(What is asked): Pictures should be excluded; otherwise, copy every entry exactly.
■ ■ ■ ■ ■ ■ ■
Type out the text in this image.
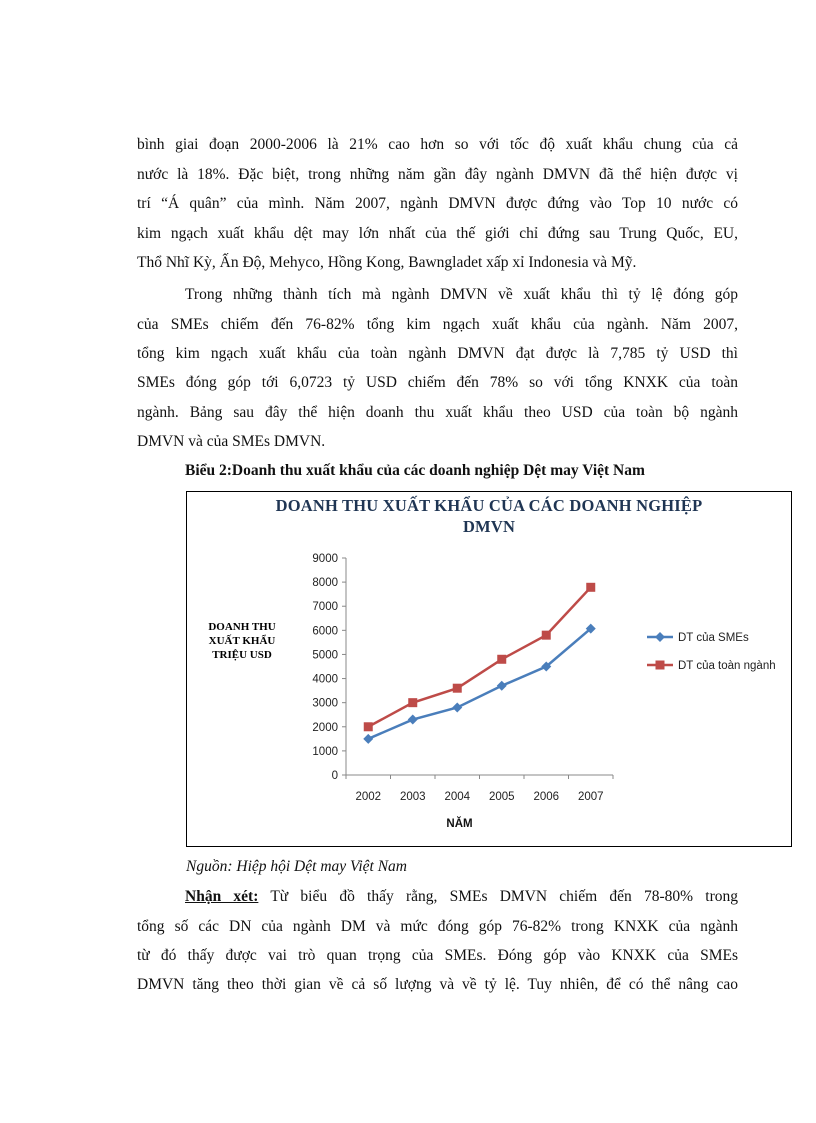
bình giai đoạn 2000-2006 là 21% cao hơn so với tốc độ xuất khẩu chung của cả
nước là 18%. Đặc biệt, trong những năm gần đây ngành DMVN đã thể hiện được vị
trí “Á quân” của mình. Năm 2007, ngành DMVN được đứng vào Top 10 nước có
kim ngạch xuất khẩu dệt may lớn nhất của thế giới chỉ đứng sau Trung Quốc, EU,
Thổ Nhĩ Kỳ, Ấn Độ, Mehyco, Hồng Kong, Bawngladet xấp xỉ Indonesia và Mỹ.
Trong những thành tích mà ngành DMVN về xuất khẩu thì tỷ lệ đóng góp
của SMEs chiếm đến 76-82% tổng kim ngạch xuất khẩu của ngành. Năm 2007,
tổng kim ngạch xuất khẩu của toàn ngành DMVN đạt được là 7,785 tỷ USD thì
SMEs đóng góp tới 6,0723 tỷ USD chiếm đến 78% so với tổng KNXK của toàn
ngành. Bảng sau đây thể hiện doanh thu xuất khẩu theo USD của toàn bộ ngành
DMVN và của SMEs DMVN.
Biểu 2:Doanh thu xuất khẩu của các doanh nghiệp Dệt may Việt Nam
DOANH THU XUẤT KHẨU CỦA CÁC DOANH NGHIỆP
DMVN
DOANH THU
XUẤT KHẨU
TRIỆU USD
0
1000
2000
3000
4000
5000
6000
7000
8000
9000
2002 2003 2004 2005 2006 2007
NĂM
DT của SMEs
DT của toàn ngành
Nguồn: Hiệp hội Dệt may Việt Nam
Nhận xét: Từ biểu đồ thấy rằng, SMEs DMVN chiếm đến 78-80% trong
tổng số các DN của ngành DM và mức đóng góp 76-82% trong KNXK của ngành
từ đó thấy được vai trò quan trọng của SMEs. Đóng góp vào KNXK của SMEs
DMVN tăng theo thời gian về cả số lượng và về tỷ lệ. Tuy nhiên, để có thể nâng cao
■ ■ ■ ■ ■ ■ ■
(Response for this exercise):
Type out the text in this image.
bình giai đoạn 2000-2006 là 21% cao hơn so với tốc độ xuất khẩu chung của cả
nước là 18%. Đặc biệt, trong những năm gần đây ngành DMVN đã thể hiện được vị
trí “Á quân” của mình. Năm 2007, ngành DMVN được đứng vào Top 10 nước có
kim ngạch xuất khẩu dệt may lớn nhất của thế giới chỉ đứng sau Trung Quốc, EU,
Thổ Nhĩ Kỳ, Ấn Độ, Mehyco, Hồng Kong, Bawngladet xấp xỉ Indonesia và Mỹ.
Trong những thành tích mà ngành DMVN về xuất khẩu thì tỷ lệ đóng góp
của SMEs chiếm đến 76-82% tổng kim ngạch xuất khẩu của ngành. Năm 2007,
tổng kim ngạch xuất khẩu của toàn ngành DMVN đạt được là 7,785 tỷ USD thì
SMEs đóng góp tới 6,0723 tỷ USD chiếm đến 78% so với tổng KNXK của toàn
ngành. Bảng sau đây thể hiện doanh thu xuất khẩu theo USD của toàn bộ ngành
DMVN và của SMEs DMVN.
Biểu 2:Doanh thu xuất khẩu của các doanh nghiệp Dệt may Việt Nam
DOANH THU XUẤT KHẨU CỦA CÁC DOANH NGHIỆP
DMVN
DOANH THU
XUẤT KHẨU
TRIỆU USD
0
1000
2000
3000
4000
5000
6000
7000
8000
9000
2002 2003 2004 2005 2006 2007
NĂM
DT của SMEs
DT của toàn ngành
Nguồn: Hiệp hội Dệt may Việt Nam
Nhận xét: Từ biểu đồ thấy rằng, SMEs DMVN chiếm đến 78-80% trong
tổng số các DN của ngành DM và mức đóng góp 76-82% trong KNXK của ngành
từ đó thấy được vai trò quan trọng của SMEs. Đóng góp vào KNXK của SMEs
DMVN tăng theo thời gian về cả số lượng và về tỷ lệ. Tuy nhiên, để có thể nâng cao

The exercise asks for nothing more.